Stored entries

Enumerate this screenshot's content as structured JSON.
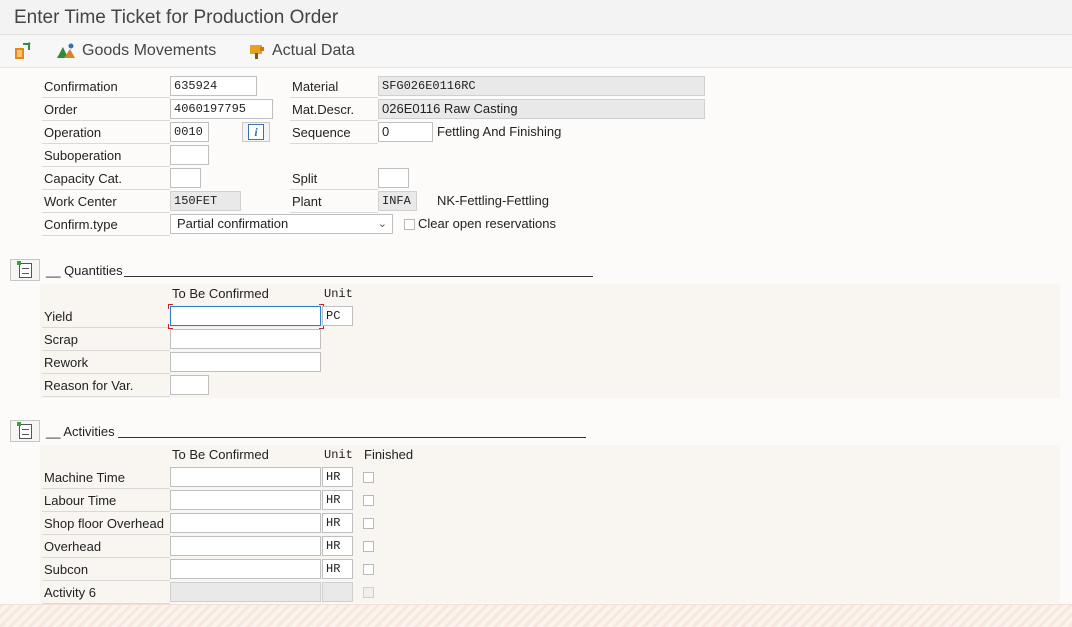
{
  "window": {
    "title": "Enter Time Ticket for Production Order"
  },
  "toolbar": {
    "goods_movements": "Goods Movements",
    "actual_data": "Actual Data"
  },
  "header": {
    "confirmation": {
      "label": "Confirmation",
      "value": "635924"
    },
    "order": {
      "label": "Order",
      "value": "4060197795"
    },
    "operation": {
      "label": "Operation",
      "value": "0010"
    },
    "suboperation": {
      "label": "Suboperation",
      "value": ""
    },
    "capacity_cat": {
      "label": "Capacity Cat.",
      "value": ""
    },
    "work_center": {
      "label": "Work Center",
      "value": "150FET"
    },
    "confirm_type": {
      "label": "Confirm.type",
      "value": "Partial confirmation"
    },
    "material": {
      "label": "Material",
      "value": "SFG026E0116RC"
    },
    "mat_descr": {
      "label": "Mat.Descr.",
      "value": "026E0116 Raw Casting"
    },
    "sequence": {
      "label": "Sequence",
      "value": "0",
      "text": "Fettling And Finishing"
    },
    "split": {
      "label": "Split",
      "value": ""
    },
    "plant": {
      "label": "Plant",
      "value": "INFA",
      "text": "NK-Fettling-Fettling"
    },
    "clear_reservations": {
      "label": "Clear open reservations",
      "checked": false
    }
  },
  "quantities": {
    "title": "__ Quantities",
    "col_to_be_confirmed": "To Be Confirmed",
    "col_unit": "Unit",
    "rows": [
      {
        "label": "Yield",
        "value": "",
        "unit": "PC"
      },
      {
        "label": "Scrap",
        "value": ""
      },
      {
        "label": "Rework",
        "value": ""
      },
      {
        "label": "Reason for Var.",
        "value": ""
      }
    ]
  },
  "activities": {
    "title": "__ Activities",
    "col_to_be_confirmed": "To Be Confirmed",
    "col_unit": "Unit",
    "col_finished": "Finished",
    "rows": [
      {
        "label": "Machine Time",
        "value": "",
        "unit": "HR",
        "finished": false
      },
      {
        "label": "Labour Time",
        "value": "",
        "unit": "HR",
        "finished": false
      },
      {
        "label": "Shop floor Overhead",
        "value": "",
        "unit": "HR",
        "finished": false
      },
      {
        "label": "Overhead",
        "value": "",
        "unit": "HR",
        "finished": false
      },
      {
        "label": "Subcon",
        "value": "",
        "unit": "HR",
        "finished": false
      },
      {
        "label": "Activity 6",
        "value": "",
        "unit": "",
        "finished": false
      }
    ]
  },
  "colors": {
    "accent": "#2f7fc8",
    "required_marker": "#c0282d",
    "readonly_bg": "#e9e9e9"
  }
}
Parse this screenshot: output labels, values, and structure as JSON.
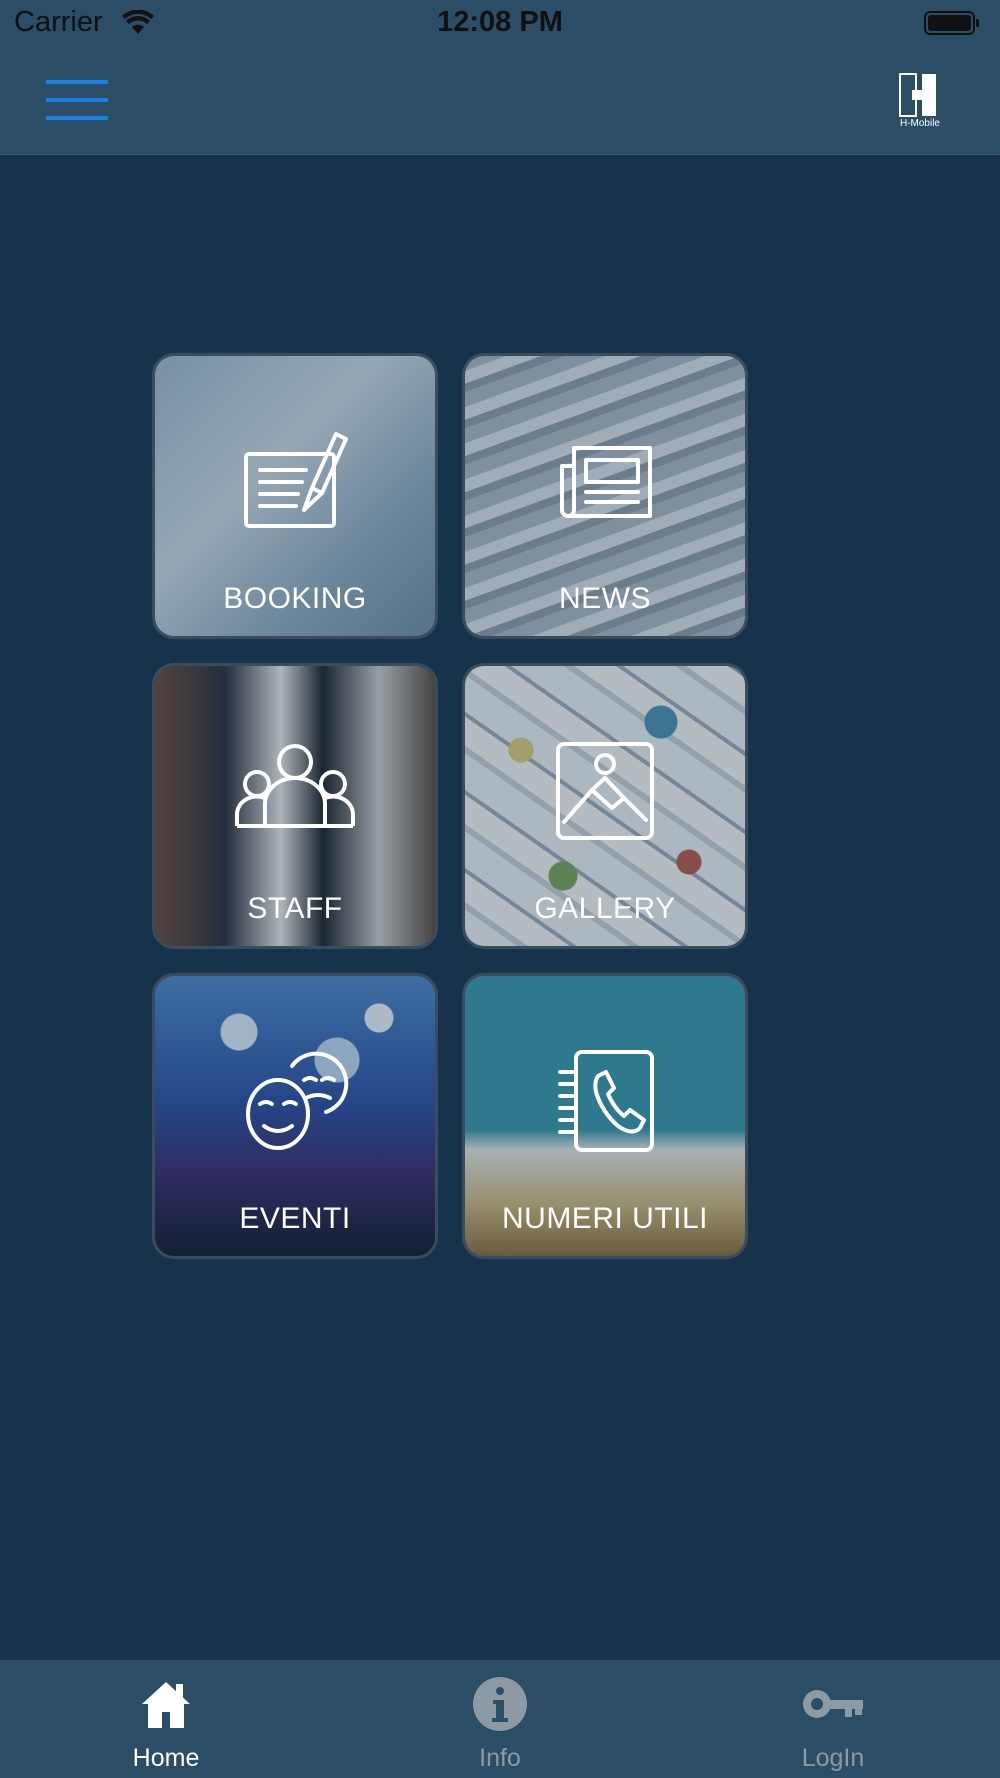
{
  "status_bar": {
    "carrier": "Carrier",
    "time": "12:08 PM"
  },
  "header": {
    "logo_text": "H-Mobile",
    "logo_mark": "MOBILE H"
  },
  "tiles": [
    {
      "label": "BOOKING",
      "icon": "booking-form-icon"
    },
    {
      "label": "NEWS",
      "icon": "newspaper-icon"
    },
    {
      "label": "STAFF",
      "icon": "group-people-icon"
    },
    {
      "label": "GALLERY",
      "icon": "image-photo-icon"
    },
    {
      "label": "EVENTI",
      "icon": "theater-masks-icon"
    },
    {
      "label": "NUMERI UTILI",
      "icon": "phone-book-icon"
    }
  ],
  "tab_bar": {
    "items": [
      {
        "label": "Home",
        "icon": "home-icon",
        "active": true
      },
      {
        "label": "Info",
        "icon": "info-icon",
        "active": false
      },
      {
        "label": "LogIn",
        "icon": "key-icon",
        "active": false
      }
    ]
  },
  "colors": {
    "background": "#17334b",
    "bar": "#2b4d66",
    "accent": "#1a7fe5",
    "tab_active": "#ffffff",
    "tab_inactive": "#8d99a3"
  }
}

## SET TASK:
Repeat the material above in full and exactly, apart from the pictures.

## PROBLEM SOLUTION:
Enumerate this screenshot's content as structured JSON.
{
  "window": {
    "title": "Enter Time Ticket for Production Order"
  },
  "toolbar": {
    "goods_movements": "Goods Movements",
    "actual_data": "Actual Data"
  },
  "header": {
    "confirmation": {
      "label": "Confirmation",
      "value": "635924"
    },
    "order": {
      "label": "Order",
      "value": "4060197795"
    },
    "operation": {
      "label": "Operation",
      "value": "0010"
    },
    "suboperation": {
      "label": "Suboperation",
      "value": ""
    },
    "capacity_cat": {
      "label": "Capacity Cat.",
      "value": ""
    },
    "work_center": {
      "label": "Work Center",
      "value": "150FET"
    },
    "confirm_type": {
      "label": "Confirm.type",
      "value": "Partial confirmation"
    },
    "material": {
      "label": "Material",
      "value": "SFG026E0116RC"
    },
    "mat_descr": {
      "label": "Mat.Descr.",
      "value": "026E0116 Raw Casting"
    },
    "sequence": {
      "label": "Sequence",
      "value": "0",
      "text": "Fettling And Finishing"
    },
    "split": {
      "label": "Split",
      "value": ""
    },
    "plant": {
      "label": "Plant",
      "value": "INFA",
      "text": "NK-Fettling-Fettling"
    },
    "clear_reservations": {
      "label": "Clear open reservations",
      "checked": false
    }
  },
  "quantities": {
    "title": "__ Quantities",
    "col_to_be_confirmed": "To Be Confirmed",
    "col_unit": "Unit",
    "rows": [
      {
        "label": "Yield",
        "value": "",
        "unit": "PC"
      },
      {
        "label": "Scrap",
        "value": ""
      },
      {
        "label": "Rework",
        "value": ""
      },
      {
        "label": "Reason for Var.",
        "value": ""
      }
    ]
  },
  "activities": {
    "title": "__ Activities",
    "col_to_be_confirmed": "To Be Confirmed",
    "col_unit": "Unit",
    "col_finished": "Finished",
    "rows": [
      {
        "label": "Machine Time",
        "value": "",
        "unit": "HR",
        "finished": false
      },
      {
        "label": "Labour Time",
        "value": "",
        "unit": "HR",
        "finished": false
      },
      {
        "label": "Shop floor Overhead",
        "value": "",
        "unit": "HR",
        "finished": false
      },
      {
        "label": "Overhead",
        "value": "",
        "unit": "HR",
        "finished": false
      },
      {
        "label": "Subcon",
        "value": "",
        "unit": "HR",
        "finished": false
      },
      {
        "label": "Activity 6",
        "value": "",
        "unit": "",
        "finished": false
      }
    ]
  },
  "colors": {
    "accent": "#2f7fc8",
    "required_marker": "#c0282d",
    "readonly_bg": "#e9e9e9"
  }
}
Parse this screenshot: output labels, values, and structure as JSON.
{
  "status_bar": {
    "carrier": "Carrier",
    "time": "12:08 PM"
  },
  "header": {
    "logo_text": "H-Mobile",
    "logo_mark": "MOBILE H"
  },
  "tiles": [
    {
      "label": "BOOKING",
      "icon": "booking-form-icon"
    },
    {
      "label": "NEWS",
      "icon": "newspaper-icon"
    },
    {
      "label": "STAFF",
      "icon": "group-people-icon"
    },
    {
      "label": "GALLERY",
      "icon": "image-photo-icon"
    },
    {
      "label": "EVENTI",
      "icon": "theater-masks-icon"
    },
    {
      "label": "NUMERI UTILI",
      "icon": "phone-book-icon"
    }
  ],
  "tab_bar": {
    "items": [
      {
        "label": "Home",
        "icon": "home-icon",
        "active": true
      },
      {
        "label": "Info",
        "icon": "info-icon",
        "active": false
      },
      {
        "label": "LogIn",
        "icon": "key-icon",
        "active": false
      }
    ]
  },
  "colors": {
    "background": "#17334b",
    "bar": "#2b4d66",
    "accent": "#1a7fe5",
    "tab_active": "#ffffff",
    "tab_inactive": "#8d99a3"
  }
}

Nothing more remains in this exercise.